**Text segment**
------------

FIG. 2 schematically illustrates a steering device made in accordance with one embodiment of the present disclosure that uses a tiltable drill bit;

FIG. 3 illustrates a direction change associated with a tilt generated by a steering device made in accordance with one embodiment of the present disclosure;

FIGS. 4 & 5 functionally illustrate embodiments of steering systems made in accordance with embodiments of the present disclosure; and

FIG. 6 schematically illustrates an operating mode of a steering device made in accordance with one embodiment of the present disclosure.

As will be appreciated from the discussion below, aspects of the present disclosure provide a rotary steerable system for drilling wellbores. In general, the described steering methodology may involve deflecting the angle of the drill bit axis relative to the tool axis by tilting a body of a drill bit. In some embodiments, the drill bit may be tilted by using an actuator assembly that applies a tilting force to the drill bit. To compensate for drill bit rotation, the force may be sequentially applied to a specified azimuthal or circumferential location on the drill bit in order to create a geostationary tilt; i.e., a tilt that consistently points the bit at a desired drilling direction even when the drill bit rotates. As will become apparent from the discussion below, rotary steerable systems in accordance with the present disclosure may be constructed such that the drill bit, which may include relatively high-wear components, may be readily disconnected from the actuator assembly. Thus, the actuator assembly may be subjected to less wear during operation. In some embodiments, the actuator assembly may be modular in nature to facilitate repair or replacement of the steering system. Further, the features that enable bit tilt are positioned within the bit itself. Because the distance between the bit face and the center point of deflection is relatively small (e.g., perhaps half the length of the drill bit), the actuator assembly may require less power and need to generate less force than conventional steering systems to orient the drill bit. Still other desirable features will be discussed below.

Referring now to FIG. 1, there is shown one illustrative embodiment of a drilling system 10 utilizing a steerable drilling assembly or bottomhole assembly (BHA) 12 for directionally drilling a wellbore 14. While a land-based rig is shown, these concepts and the methods are equally applicable to offshore drilling systems. The system 10 may include a drill string 16 suspended from a rig 20. The drill string 16, which may be jointed tubulars or coiled tubing, may include power and/or data conductors such as wires for providing bidirectional communication and power transmission. In one configuration, the BHA 12 includes a steerable assembly 100 that includes a drill bit 200, a sensor sub 32, a bidirectional communication and power module (BCPM) 34, a formation evaluation (FE) sub 36, and rotary power devices such as drilling motors 38. The sensor sub 32 may include sensors for measuring near-bit direction (e.g., BHA azimuth and inclination, BHA coordinates, etc.) and sensors and tools for making rotary directional surveys. The-near bit inclination devices may include three (3) axis accelerometers, gyroscopic devices and signal processing circuitry. The system may also include information processing devices such as a surface controller 50 and/or a downhole controller 42. The drill bit 200 of the steering assembly 100 may be rotated by rotating the drill string 16 and/or by using a drilling motor 38, or other suitable rotary power source. Communication between the surface and the BHA 12 may use uplinks and/or downlinks generated by a mud-driven alternator, a mud pulser and/or conveyed using hard wires (e.g., electrical conductors, fiber optics), acoustic signals, EM or RF.

------------

**Written exercise**
In the drilling text:
(a) What does FIG. 6 schematically illustrate?
(b) How may the angle of the drill bit axis be deflected relative to the tool axis?
(c) What may the near-bit inclination devices include?
The lines that come next are drawn from a separate source, not from the drilling text.

**Source data**
------------

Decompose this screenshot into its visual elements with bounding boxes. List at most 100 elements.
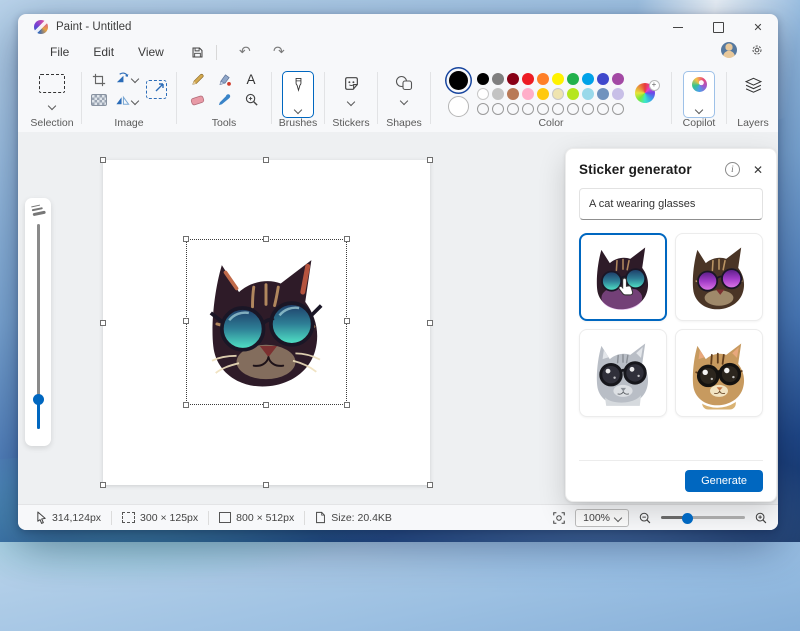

------------

**Answer to the exercise**
(a) An operating mode of a steering device.
(b) By tilting a body of the drill bit.
(c) Three-axis accelerometers, gyroscopic devices and signal processing circuitry.